* BEGIN *
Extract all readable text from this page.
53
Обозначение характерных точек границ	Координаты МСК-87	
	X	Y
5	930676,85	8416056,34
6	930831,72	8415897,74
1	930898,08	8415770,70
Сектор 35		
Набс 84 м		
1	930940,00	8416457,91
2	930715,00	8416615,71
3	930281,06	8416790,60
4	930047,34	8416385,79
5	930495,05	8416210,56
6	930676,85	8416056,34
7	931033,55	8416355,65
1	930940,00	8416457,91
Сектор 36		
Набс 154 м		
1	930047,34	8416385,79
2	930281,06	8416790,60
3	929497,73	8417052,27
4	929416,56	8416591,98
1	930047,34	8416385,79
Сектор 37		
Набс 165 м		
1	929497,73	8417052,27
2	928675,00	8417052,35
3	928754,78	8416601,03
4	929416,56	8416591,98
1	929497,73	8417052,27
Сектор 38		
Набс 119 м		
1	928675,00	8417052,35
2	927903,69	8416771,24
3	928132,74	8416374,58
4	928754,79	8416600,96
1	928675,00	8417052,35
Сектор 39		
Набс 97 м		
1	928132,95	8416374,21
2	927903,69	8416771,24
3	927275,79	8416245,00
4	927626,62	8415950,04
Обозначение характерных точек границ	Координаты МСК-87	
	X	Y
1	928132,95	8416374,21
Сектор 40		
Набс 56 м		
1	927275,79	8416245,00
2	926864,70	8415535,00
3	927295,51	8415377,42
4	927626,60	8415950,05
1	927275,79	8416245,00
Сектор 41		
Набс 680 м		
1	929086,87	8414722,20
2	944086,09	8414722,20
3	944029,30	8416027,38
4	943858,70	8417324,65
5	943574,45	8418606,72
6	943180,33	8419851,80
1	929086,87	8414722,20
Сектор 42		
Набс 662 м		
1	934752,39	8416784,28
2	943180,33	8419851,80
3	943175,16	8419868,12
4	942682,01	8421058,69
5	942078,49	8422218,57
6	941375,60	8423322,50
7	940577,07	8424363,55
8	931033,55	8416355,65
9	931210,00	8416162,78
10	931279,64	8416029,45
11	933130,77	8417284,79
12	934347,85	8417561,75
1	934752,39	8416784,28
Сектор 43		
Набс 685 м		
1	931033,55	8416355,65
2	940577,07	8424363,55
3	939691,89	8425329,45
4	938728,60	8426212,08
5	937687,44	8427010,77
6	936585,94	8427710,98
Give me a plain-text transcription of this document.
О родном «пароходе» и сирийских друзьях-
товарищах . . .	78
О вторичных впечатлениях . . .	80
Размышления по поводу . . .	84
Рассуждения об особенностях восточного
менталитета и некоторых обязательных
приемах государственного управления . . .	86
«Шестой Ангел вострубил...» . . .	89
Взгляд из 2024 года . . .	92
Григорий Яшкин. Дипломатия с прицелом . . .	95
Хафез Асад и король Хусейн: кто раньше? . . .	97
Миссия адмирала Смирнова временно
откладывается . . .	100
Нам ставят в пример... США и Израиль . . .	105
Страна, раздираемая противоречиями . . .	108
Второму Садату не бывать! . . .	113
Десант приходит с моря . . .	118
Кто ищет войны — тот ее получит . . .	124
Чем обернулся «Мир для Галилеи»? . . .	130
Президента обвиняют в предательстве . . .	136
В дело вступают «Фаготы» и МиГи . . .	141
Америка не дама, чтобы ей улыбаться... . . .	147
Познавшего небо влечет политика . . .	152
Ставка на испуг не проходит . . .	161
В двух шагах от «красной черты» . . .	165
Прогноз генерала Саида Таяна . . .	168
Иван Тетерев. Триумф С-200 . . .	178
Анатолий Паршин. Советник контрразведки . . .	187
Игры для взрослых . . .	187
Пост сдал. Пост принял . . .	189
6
* END *
### Given problem
Recopy the entries above in their entirety, exactly.

### Reply to the task
Extract all readable text from this page.
53
Обозначение характерных точек границ	Координаты МСК-87	
	X	Y
5	930676,85	8416056,34
6	930831,72	8415897,74
1	930898,08	8415770,70
Сектор 35		
Набс 84 м		
1	930940,00	8416457,91
2	930715,00	8416615,71
3	930281,06	8416790,60
4	930047,34	8416385,79
5	930495,05	8416210,56
6	930676,85	8416056,34
7	931033,55	8416355,65
1	930940,00	8416457,91
Сектор 36		
Набс 154 м		
1	930047,34	8416385,79
2	930281,06	8416790,60
3	929497,73	8417052,27
4	929416,56	8416591,98
1	930047,34	8416385,79
Сектор 37		
Набс 165 м		
1	929497,73	8417052,27
2	928675,00	8417052,35
3	928754,78	8416601,03
4	929416,56	8416591,98
1	929497,73	8417052,27
Сектор 38		
Набс 119 м		
1	928675,00	8417052,35
2	927903,69	8416771,24
3	928132,74	8416374,58
4	928754,79	8416600,96
1	928675,00	8417052,35
Сектор 39		
Набс 97 м		
1	928132,95	8416374,21
2	927903,69	8416771,24
3	927275,79	8416245,00
4	927626,62	8415950,04
Обозначение характерных точек границ	Координаты МСК-87	
	X	Y
1	928132,95	8416374,21
Сектор 40		
Набс 56 м		
1	927275,79	8416245,00
2	926864,70	8415535,00
3	927295,51	8415377,42
4	927626,60	8415950,05
1	927275,79	8416245,00
Сектор 41		
Набс 680 м		
1	929086,87	8414722,20
2	944086,09	8414722,20
3	944029,30	8416027,38
4	943858,70	8417324,65
5	943574,45	8418606,72
6	943180,33	8419851,80
1	929086,87	8414722,20
Сектор 42		
Набс 662 м		
1	934752,39	8416784,28
2	943180,33	8419851,80
3	943175,16	8419868,12
4	942682,01	8421058,69
5	942078,49	8422218,57
6	941375,60	8423322,50
7	940577,07	8424363,55
8	931033,55	8416355,65
9	931210,00	8416162,78
10	931279,64	8416029,45
11	933130,77	8417284,79
12	934347,85	8417561,75
1	934752,39	8416784,28
Сектор 43		
Набс 685 м		
1	931033,55	8416355,65
2	940577,07	8424363,55
3	939691,89	8425329,45
4	938728,60	8426212,08
5	937687,44	8427010,77
6	936585,94	8427710,98
Give me a plain-text transcription of this document.
О родном «пароходе» и сирийских друзьях-
товарищах . . .	78
О вторичных впечатлениях . . .	80
Размышления по поводу . . .	84
Рассуждения об особенностях восточного
менталитета и некоторых обязательных
приемах государственного управления . . .	86
«Шестой Ангел вострубил...» . . .	89
Взгляд из 2024 года . . .	92
Григорий Яшкин. Дипломатия с прицелом . . .	95
Хафез Асад и король Хусейн: кто раньше? . . .	97
Миссия адмирала Смирнова временно
откладывается . . .	100
Нам ставят в пример... США и Израиль . . .	105
Страна, раздираемая противоречиями . . .	108
Второму Садату не бывать! . . .	113
Десант приходит с моря . . .	118
Кто ищет войны — тот ее получит . . .	124
Чем обернулся «Мир для Галилеи»? . . .	130
Президента обвиняют в предательстве . . .	136
В дело вступают «Фаготы» и МиГи . . .	141
Америка не дама, чтобы ей улыбаться... . . .	147
Познавшего небо влечет политика . . .	152
Ставка на испуг не проходит . . .	161
В двух шагах от «красной черты» . . .	165
Прогноз генерала Саида Таяна . . .	168
Иван Тетерев. Триумф С-200 . . .	178
Анатолий Паршин. Советник контрразведки . . .	187
Игры для взрослых . . .	187
Пост сдал. Пост принял . . .	189
6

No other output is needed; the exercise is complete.